Short exercise =>
Extract every line from the records below that contains the word "September".

Supplied records =>
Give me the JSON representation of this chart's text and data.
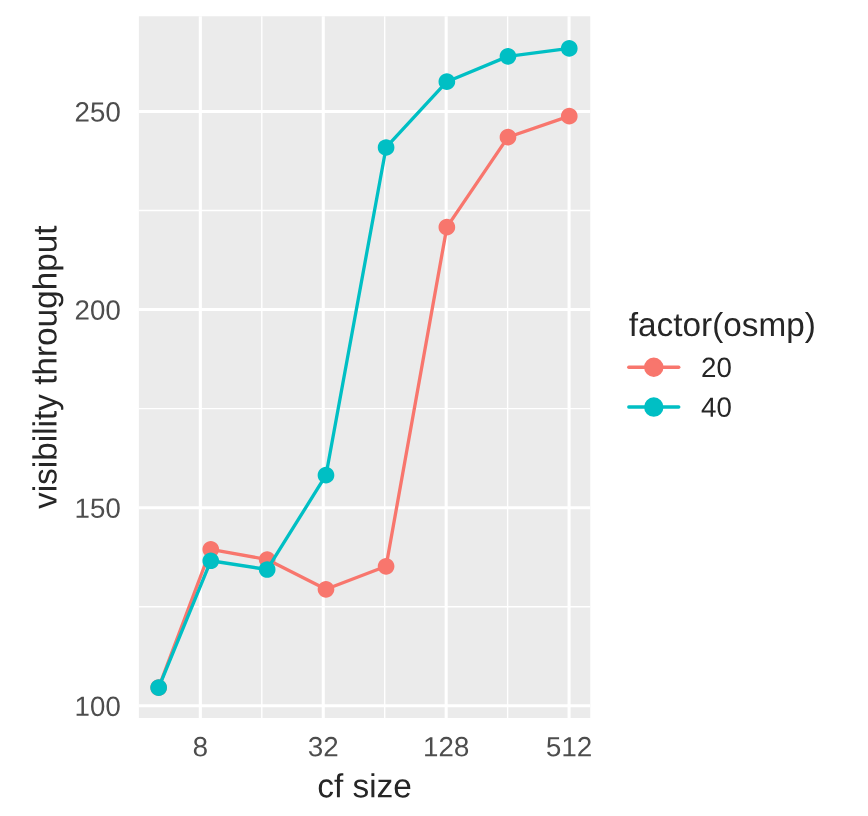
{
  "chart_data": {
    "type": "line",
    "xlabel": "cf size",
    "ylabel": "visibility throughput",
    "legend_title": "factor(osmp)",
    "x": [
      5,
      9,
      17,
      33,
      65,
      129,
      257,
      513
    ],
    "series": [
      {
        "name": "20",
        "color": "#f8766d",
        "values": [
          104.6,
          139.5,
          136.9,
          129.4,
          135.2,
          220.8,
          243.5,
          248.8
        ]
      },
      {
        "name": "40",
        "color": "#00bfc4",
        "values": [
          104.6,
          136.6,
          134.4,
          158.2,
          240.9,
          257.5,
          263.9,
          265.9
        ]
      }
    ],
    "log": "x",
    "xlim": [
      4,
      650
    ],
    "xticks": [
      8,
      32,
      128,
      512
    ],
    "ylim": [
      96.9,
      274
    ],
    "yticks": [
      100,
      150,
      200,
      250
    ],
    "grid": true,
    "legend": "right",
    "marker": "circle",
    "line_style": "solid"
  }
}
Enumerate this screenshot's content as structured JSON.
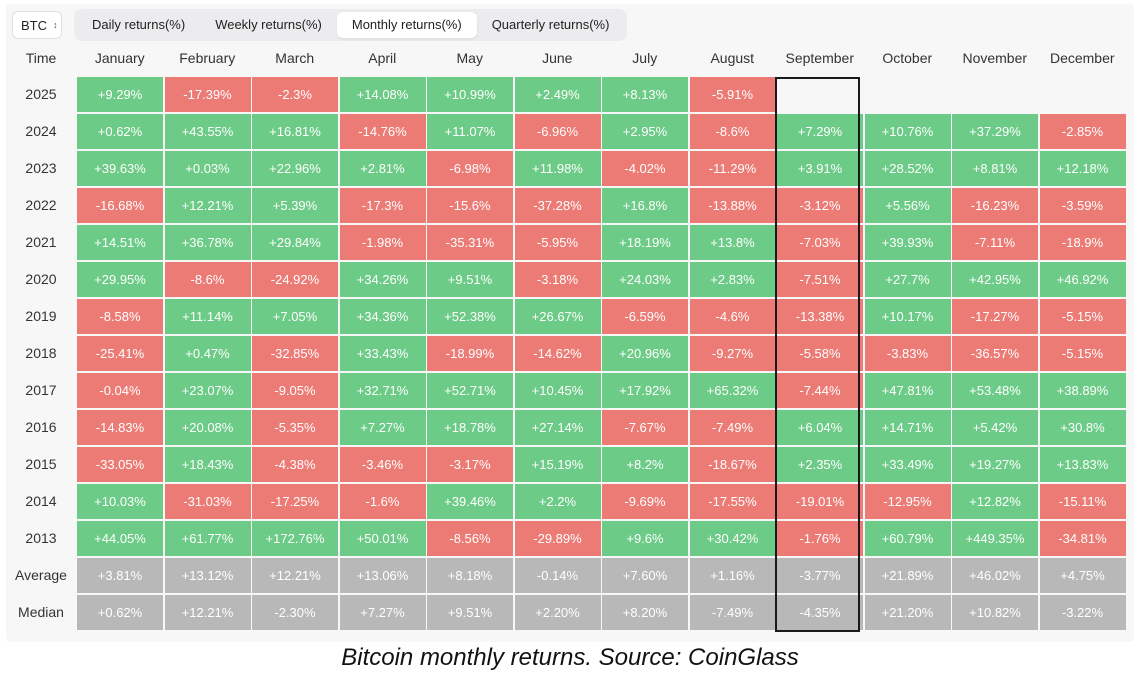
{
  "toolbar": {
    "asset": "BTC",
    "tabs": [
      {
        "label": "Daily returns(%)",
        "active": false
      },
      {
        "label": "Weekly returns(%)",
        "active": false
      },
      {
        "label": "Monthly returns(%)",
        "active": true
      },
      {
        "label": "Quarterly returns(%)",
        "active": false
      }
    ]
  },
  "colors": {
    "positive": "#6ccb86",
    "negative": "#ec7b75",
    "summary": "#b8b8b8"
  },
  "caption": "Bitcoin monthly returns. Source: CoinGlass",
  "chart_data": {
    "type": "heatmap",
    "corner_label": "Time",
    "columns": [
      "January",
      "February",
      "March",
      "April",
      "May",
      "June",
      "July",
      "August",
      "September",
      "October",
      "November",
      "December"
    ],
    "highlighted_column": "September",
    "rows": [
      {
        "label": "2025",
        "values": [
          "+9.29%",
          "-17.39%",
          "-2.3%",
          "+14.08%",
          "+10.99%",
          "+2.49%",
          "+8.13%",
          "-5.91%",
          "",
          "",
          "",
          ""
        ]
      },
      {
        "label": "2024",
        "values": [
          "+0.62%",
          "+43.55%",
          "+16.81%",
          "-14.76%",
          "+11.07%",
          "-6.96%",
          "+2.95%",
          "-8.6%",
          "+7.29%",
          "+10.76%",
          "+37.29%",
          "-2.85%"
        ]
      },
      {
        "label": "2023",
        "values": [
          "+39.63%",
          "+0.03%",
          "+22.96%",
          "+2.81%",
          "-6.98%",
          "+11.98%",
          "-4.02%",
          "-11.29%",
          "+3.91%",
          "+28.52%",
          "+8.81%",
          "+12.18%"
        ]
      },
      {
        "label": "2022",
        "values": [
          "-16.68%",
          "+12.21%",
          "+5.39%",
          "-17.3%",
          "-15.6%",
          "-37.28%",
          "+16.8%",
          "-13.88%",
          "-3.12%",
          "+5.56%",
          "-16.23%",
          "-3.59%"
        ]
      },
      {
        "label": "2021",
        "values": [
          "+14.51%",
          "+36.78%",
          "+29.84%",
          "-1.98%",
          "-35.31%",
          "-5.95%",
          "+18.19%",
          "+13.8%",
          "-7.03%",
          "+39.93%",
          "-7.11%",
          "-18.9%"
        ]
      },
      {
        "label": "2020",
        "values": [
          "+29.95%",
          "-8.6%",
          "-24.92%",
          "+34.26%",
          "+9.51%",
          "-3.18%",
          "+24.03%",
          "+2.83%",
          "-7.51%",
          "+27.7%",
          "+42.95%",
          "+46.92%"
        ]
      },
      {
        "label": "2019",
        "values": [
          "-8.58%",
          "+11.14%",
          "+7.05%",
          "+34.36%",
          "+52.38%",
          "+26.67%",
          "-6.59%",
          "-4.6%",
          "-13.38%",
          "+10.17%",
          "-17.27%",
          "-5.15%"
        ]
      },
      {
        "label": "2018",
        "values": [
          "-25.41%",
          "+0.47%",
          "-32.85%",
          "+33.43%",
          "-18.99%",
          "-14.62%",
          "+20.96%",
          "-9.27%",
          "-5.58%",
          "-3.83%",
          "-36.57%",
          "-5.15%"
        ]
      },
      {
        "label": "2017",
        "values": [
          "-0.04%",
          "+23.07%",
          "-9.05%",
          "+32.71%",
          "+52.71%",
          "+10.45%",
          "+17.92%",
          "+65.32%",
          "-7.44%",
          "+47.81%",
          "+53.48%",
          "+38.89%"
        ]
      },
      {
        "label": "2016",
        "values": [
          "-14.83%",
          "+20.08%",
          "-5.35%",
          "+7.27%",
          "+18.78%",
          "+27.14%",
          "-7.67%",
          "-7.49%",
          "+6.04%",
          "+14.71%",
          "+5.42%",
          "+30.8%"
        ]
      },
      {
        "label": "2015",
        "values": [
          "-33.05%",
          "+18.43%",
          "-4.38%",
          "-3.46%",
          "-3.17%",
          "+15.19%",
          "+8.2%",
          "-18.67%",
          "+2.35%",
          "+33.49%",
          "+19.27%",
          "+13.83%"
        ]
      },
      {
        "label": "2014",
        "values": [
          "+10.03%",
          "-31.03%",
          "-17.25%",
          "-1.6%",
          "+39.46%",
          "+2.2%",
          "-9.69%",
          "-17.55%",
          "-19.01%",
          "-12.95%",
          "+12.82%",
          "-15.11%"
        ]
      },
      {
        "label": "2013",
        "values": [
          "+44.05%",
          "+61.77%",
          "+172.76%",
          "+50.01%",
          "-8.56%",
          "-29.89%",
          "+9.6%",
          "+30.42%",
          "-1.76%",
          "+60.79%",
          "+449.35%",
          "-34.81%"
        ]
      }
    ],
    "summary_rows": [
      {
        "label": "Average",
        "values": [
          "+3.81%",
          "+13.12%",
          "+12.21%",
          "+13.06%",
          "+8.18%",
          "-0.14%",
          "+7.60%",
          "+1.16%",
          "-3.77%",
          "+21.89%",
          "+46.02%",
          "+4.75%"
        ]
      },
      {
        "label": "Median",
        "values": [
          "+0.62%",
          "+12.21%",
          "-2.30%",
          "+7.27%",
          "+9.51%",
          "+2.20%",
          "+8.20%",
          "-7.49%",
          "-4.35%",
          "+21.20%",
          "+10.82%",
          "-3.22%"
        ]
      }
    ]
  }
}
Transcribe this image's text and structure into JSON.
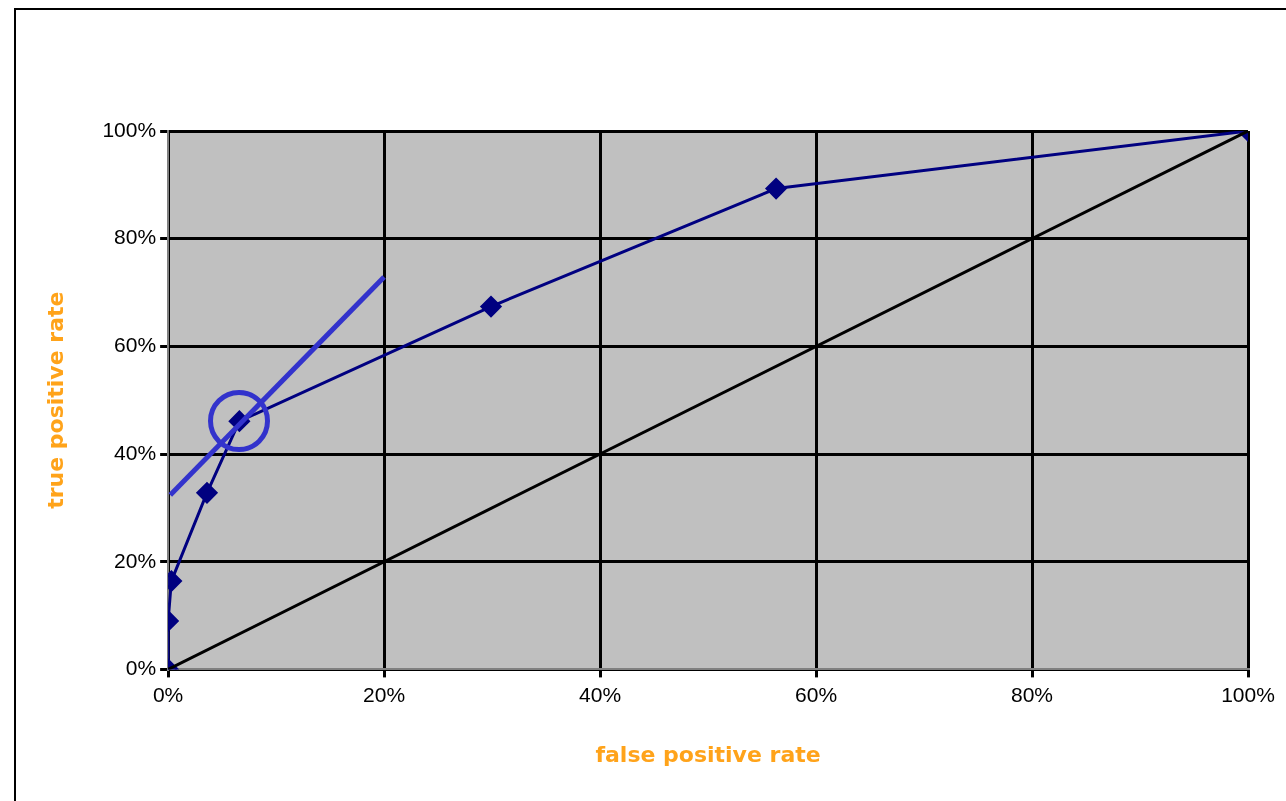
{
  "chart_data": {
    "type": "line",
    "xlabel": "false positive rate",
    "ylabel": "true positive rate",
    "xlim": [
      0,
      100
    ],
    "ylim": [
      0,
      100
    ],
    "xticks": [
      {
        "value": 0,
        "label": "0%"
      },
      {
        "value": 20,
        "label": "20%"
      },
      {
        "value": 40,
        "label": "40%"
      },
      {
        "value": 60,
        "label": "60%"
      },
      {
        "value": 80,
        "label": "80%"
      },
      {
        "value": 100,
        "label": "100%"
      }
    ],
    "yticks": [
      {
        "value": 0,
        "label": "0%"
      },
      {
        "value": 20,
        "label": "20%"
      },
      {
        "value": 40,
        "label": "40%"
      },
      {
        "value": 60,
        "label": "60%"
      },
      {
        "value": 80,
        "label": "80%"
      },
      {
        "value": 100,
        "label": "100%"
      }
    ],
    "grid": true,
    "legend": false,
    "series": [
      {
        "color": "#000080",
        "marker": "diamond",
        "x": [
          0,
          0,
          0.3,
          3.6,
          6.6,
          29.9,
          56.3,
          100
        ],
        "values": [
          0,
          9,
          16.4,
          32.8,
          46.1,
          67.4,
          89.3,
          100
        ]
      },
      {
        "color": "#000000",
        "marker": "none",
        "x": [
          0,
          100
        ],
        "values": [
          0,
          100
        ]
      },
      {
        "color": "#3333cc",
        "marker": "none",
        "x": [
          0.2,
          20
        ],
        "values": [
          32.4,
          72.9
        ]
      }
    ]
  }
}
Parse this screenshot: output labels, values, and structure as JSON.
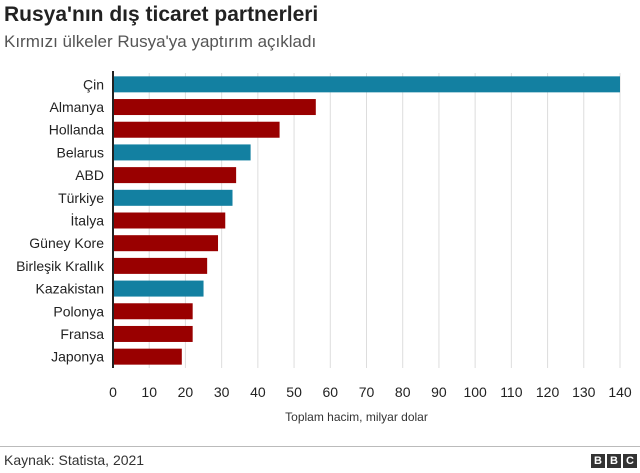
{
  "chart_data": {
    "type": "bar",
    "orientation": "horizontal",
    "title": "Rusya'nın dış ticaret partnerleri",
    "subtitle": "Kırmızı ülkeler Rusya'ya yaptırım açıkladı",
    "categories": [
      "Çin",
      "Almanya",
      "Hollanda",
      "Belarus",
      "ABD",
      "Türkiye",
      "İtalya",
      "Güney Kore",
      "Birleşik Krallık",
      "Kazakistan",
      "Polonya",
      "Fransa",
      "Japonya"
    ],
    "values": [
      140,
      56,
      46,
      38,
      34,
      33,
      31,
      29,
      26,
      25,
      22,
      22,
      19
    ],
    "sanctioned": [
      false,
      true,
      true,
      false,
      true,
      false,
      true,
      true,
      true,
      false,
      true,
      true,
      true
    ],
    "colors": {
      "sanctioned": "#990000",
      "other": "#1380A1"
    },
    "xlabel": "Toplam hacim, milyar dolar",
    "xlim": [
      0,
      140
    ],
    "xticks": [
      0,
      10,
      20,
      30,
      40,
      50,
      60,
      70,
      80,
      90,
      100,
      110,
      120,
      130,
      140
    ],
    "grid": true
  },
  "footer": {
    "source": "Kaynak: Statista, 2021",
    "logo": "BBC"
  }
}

Expected answer =>
      "September",
    "highlighted_column": "September",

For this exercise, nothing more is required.